# START OF INPUT
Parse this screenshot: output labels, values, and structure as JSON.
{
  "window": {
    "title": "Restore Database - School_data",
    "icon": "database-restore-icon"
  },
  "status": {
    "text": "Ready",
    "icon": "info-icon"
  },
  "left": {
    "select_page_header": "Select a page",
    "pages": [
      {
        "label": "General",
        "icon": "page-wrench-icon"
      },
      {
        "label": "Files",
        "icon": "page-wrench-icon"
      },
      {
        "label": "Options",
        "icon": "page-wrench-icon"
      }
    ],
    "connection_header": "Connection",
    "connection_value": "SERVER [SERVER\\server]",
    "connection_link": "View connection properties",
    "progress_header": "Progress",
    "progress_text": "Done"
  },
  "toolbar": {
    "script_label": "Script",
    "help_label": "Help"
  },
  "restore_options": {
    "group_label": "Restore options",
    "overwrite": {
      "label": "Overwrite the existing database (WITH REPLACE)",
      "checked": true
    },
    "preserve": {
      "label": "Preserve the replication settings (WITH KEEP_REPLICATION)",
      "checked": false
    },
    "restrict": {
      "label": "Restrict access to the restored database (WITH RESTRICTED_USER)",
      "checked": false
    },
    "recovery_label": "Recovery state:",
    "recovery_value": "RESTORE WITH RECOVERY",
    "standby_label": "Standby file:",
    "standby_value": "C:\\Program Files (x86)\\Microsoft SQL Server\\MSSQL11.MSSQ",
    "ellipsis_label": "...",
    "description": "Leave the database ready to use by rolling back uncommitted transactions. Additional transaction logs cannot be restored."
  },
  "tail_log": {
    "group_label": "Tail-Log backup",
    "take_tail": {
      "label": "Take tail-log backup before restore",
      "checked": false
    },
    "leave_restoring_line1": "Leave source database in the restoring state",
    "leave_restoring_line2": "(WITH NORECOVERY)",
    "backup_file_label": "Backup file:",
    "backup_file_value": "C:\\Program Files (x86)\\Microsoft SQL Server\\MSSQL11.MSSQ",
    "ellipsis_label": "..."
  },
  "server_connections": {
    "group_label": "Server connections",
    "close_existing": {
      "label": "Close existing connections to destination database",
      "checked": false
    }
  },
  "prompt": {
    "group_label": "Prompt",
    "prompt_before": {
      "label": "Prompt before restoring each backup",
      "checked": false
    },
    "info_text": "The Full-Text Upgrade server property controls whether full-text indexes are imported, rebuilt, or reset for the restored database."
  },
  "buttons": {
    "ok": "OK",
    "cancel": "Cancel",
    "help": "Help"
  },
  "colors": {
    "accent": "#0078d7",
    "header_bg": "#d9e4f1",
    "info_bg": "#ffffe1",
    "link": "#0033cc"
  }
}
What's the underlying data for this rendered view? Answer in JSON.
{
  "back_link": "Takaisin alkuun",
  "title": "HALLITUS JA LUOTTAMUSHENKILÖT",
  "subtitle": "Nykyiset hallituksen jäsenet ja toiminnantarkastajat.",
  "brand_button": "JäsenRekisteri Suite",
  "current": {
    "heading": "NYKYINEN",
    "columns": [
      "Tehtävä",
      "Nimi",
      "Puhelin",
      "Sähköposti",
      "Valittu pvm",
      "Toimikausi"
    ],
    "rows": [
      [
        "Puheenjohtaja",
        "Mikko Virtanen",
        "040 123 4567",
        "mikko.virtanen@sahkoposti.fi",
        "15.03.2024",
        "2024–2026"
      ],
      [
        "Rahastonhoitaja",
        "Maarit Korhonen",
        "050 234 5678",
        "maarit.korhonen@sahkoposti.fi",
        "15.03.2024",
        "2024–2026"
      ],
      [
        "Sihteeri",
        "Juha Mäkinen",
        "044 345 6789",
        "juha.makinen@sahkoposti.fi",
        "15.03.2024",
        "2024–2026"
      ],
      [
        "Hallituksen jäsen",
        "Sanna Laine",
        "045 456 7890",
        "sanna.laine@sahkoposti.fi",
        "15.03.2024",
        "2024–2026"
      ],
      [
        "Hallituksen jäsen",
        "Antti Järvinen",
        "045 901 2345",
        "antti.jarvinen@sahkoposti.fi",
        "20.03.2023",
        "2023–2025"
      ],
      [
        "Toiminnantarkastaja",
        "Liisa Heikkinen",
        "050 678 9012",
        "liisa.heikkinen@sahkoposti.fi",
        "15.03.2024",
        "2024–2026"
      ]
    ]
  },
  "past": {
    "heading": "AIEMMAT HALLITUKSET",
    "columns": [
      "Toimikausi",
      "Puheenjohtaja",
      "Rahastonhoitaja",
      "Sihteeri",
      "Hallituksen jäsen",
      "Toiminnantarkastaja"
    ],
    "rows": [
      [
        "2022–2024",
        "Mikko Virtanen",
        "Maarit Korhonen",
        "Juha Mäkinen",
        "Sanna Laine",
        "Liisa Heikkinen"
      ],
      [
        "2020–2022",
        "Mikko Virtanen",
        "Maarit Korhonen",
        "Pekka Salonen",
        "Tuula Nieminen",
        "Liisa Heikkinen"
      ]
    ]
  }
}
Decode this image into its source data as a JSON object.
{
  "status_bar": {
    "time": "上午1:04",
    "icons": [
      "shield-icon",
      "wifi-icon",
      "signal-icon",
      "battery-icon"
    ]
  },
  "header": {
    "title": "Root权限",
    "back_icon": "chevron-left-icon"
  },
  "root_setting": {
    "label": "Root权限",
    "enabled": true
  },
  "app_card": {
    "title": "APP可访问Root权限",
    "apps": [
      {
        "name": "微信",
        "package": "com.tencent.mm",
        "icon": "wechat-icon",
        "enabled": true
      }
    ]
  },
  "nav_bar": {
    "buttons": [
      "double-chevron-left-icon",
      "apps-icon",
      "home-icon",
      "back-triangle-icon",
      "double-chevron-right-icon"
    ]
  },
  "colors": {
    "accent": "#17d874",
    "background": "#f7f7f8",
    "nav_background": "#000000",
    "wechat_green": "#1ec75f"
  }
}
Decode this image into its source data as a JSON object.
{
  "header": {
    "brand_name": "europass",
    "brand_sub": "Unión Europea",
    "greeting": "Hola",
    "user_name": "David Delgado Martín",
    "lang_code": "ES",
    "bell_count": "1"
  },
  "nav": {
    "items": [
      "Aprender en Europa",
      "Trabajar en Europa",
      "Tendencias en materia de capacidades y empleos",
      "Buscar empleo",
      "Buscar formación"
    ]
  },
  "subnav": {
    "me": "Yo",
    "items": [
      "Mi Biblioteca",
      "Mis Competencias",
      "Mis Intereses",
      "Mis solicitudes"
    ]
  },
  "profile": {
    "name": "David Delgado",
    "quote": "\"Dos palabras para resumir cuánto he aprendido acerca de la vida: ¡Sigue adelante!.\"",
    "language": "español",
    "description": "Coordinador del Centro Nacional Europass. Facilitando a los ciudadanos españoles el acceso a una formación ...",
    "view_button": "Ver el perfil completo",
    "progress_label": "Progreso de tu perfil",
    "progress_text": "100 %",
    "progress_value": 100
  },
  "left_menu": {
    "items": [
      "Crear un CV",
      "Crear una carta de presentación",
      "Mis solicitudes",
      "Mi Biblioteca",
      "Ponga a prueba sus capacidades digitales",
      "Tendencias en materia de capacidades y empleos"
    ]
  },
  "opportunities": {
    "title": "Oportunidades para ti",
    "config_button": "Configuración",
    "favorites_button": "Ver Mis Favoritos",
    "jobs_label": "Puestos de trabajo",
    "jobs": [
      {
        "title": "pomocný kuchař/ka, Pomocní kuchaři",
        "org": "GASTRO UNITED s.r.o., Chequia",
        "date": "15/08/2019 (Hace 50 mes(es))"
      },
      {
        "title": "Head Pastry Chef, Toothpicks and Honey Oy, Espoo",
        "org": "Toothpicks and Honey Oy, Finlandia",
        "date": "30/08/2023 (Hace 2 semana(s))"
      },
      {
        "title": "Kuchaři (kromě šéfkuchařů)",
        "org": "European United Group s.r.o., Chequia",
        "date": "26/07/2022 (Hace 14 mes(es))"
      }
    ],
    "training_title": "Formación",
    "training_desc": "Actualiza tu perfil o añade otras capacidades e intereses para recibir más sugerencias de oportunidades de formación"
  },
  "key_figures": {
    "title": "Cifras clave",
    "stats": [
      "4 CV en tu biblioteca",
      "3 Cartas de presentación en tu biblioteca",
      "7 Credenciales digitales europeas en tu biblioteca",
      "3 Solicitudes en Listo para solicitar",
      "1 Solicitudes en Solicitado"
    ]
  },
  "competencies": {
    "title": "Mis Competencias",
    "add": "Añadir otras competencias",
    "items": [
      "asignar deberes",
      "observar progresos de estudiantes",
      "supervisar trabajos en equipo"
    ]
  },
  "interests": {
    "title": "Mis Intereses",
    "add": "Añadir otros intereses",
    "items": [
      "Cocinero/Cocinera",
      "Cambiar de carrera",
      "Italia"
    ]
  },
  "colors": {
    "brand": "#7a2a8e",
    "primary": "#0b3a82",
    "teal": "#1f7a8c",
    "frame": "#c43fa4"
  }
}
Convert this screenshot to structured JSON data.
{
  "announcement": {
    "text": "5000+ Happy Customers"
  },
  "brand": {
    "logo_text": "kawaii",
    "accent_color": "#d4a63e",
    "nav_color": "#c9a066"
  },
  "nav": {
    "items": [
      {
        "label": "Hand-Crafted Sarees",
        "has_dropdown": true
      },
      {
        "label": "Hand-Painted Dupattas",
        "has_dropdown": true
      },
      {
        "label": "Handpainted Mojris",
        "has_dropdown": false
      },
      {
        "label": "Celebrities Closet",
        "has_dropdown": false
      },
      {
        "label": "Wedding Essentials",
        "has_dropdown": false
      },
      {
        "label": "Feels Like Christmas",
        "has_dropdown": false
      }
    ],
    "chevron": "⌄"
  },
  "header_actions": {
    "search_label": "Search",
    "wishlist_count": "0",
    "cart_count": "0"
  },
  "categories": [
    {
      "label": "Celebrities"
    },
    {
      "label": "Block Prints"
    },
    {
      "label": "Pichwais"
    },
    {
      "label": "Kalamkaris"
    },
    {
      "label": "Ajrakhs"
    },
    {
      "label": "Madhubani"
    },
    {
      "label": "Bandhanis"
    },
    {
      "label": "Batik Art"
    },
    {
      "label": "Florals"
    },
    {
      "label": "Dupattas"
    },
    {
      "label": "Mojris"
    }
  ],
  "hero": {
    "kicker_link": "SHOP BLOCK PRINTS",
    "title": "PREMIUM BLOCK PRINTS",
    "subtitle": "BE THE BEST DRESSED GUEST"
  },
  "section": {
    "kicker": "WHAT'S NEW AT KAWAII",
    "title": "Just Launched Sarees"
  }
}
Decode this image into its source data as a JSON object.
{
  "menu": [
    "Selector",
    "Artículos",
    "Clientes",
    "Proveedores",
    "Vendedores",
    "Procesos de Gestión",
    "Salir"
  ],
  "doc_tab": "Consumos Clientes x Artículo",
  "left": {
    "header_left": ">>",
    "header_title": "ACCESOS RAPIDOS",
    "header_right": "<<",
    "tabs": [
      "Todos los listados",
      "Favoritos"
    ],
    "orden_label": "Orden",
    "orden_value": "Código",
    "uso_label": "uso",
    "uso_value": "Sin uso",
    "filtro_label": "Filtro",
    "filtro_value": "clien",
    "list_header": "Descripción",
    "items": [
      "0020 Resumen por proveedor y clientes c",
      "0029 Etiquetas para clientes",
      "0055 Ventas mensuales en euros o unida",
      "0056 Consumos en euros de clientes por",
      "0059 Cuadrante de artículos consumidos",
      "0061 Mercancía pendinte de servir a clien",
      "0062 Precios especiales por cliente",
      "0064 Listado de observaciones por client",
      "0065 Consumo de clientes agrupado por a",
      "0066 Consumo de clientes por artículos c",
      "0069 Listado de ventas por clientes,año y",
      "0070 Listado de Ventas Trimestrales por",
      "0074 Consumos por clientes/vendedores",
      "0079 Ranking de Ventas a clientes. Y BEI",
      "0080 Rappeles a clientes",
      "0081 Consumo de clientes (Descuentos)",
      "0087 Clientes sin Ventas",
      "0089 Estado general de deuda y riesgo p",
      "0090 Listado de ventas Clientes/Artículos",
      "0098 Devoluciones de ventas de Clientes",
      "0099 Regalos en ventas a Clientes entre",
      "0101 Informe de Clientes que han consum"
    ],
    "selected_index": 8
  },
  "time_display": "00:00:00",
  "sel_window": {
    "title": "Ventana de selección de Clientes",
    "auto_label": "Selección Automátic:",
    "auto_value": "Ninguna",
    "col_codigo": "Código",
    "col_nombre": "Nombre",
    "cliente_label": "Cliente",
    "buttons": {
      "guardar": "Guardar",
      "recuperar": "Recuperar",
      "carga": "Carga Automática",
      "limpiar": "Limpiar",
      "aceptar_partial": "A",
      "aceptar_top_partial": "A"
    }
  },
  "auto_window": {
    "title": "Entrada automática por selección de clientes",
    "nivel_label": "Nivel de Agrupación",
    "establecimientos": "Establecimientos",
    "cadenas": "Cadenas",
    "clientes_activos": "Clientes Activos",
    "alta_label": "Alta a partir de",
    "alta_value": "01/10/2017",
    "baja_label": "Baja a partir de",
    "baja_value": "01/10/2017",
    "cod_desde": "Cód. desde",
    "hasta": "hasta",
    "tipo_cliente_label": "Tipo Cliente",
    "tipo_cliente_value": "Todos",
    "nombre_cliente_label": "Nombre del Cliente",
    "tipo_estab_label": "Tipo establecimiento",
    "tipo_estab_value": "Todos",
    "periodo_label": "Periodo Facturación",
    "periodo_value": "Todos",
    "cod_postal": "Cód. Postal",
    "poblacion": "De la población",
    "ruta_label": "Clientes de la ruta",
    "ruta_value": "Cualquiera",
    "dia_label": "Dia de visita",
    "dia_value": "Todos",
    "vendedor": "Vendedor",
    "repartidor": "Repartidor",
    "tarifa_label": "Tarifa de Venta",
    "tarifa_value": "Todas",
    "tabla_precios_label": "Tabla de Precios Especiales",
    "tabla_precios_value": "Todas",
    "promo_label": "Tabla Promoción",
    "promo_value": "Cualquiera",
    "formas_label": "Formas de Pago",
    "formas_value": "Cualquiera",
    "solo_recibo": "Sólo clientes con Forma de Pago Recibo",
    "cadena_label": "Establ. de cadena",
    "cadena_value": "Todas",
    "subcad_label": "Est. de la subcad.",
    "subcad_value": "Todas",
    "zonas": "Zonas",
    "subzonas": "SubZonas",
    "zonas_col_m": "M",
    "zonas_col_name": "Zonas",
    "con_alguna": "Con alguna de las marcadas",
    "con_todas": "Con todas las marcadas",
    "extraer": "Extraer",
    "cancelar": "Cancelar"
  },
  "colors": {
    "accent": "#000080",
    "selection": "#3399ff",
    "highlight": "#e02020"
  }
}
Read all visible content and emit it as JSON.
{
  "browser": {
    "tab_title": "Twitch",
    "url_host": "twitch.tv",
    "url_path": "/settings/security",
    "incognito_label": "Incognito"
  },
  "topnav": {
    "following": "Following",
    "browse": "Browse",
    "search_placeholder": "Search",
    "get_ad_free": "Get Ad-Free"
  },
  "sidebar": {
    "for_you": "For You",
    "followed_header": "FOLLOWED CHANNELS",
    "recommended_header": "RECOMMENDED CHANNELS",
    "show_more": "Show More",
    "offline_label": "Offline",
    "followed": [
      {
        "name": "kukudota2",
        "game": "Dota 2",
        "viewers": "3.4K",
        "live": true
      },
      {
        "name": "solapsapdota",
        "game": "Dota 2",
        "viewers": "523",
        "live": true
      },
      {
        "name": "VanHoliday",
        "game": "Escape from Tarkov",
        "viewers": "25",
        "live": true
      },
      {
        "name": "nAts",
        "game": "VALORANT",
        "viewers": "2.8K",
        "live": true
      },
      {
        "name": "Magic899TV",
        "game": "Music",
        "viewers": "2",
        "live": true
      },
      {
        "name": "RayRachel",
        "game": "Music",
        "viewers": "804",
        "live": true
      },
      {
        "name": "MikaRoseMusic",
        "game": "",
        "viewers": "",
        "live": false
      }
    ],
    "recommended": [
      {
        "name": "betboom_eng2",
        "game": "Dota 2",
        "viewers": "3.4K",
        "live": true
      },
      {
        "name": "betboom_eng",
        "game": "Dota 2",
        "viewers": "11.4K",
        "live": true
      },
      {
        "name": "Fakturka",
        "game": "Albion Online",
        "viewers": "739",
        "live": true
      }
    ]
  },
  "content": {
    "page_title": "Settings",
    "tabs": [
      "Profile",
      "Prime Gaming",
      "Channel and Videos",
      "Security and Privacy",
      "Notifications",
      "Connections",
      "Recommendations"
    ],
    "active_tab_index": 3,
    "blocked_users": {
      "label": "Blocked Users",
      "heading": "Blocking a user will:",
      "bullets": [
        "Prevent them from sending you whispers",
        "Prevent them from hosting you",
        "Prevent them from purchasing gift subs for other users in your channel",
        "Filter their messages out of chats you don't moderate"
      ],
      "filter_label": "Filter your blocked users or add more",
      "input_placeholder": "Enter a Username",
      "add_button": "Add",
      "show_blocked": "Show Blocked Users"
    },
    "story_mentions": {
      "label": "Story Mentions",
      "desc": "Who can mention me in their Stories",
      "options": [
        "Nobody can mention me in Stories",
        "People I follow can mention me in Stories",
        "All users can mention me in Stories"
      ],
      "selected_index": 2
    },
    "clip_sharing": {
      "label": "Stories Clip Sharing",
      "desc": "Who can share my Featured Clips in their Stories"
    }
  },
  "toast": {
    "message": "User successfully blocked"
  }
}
# END OF INPUT
* _SET TASK_:
Which lines include "viewers"? Copy each of them out.

* _SOLUTION_:
        "viewers": "3.4K",
        "viewers": "523",
        "viewers": "25",
        "viewers": "2.8K",
        "viewers": "2",
        "viewers": "804",
        "viewers": "",
        "viewers": "3.4K",
        "viewers": "11.4K",
        "viewers": "739",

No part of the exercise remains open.